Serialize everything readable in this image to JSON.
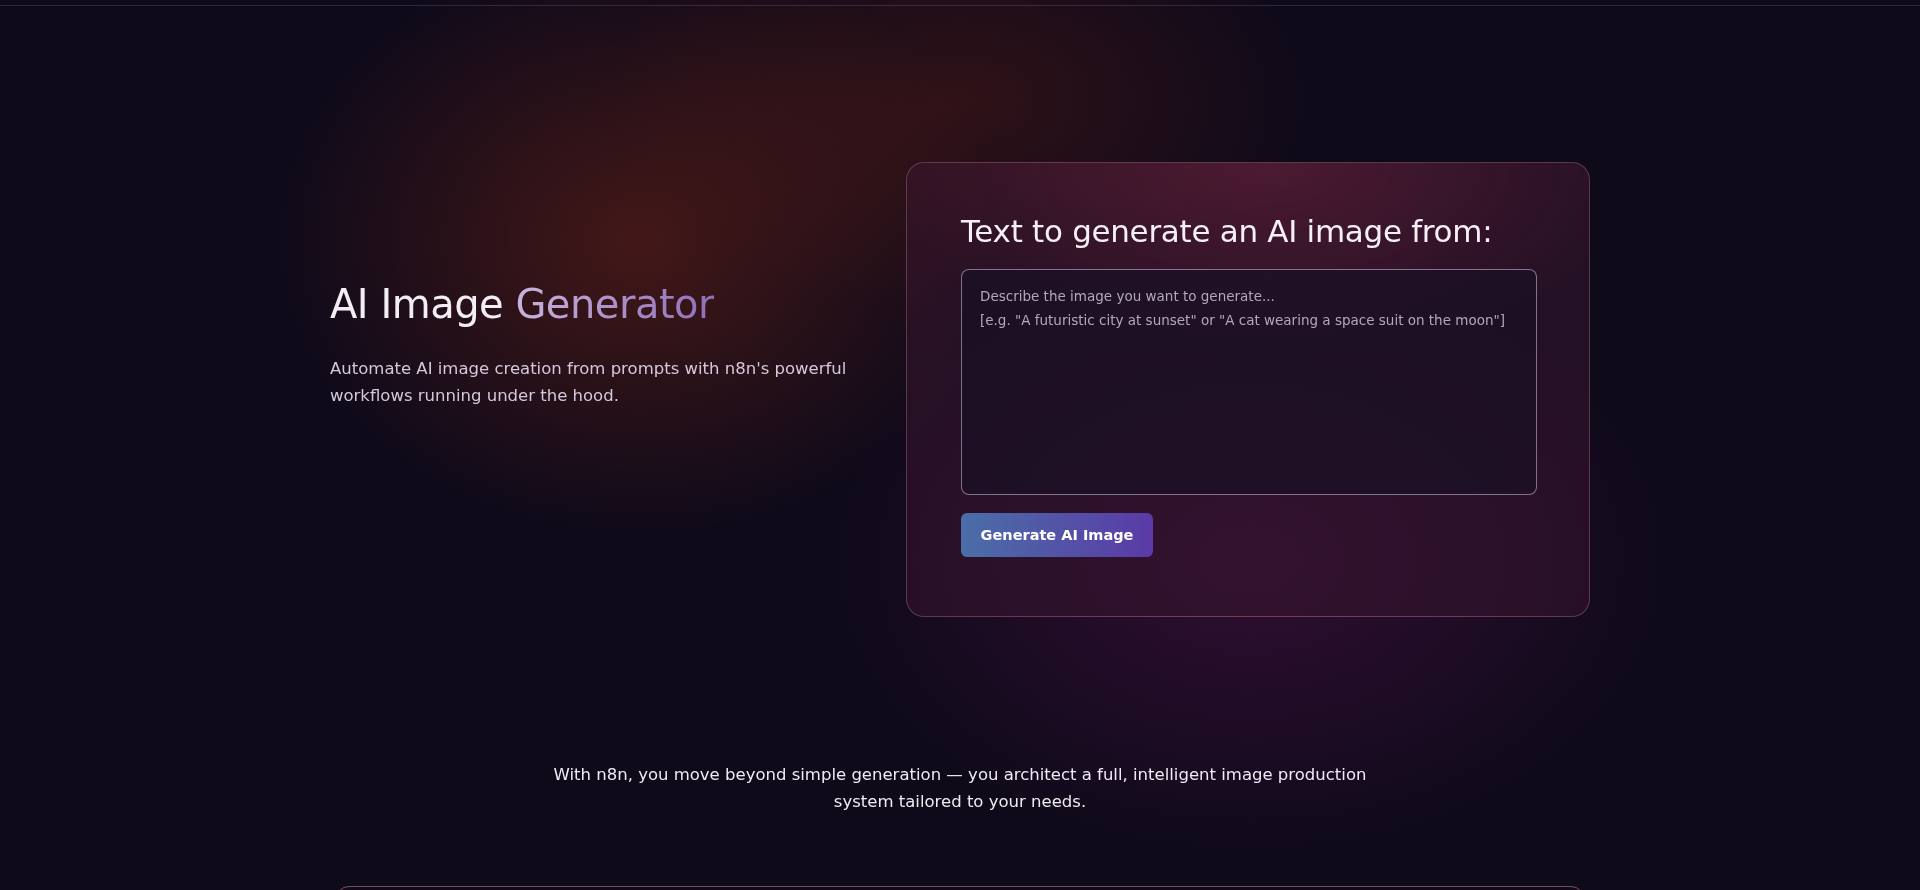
{
  "hero": {
    "title": "AI Image",
    "title_highlight": "Generator",
    "description": "Automate AI image creation from prompts with n8n's powerful workflows running under the hood."
  },
  "form": {
    "heading": "Text to generate an AI image from:",
    "prompt": {
      "placeholder": "Describe the image you want to generate...\n[e.g. \"A futuristic city at sunset\" or \"A cat wearing a space suit on the moon\"]"
    },
    "button": "Generate AI Image"
  },
  "closing": {
    "text": "With n8n, you move beyond simple generation — you architect a full, intelligent image production system tailored to your needs."
  }
}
────────────────
▶ Exercise requirements
Identify and list each line with the word "from".

▶ Finished exercise
    "description": "Automate AI image creation from prompts with n8n's powerful workflows running under the hood."
    "heading": "Text to generate an AI image from:",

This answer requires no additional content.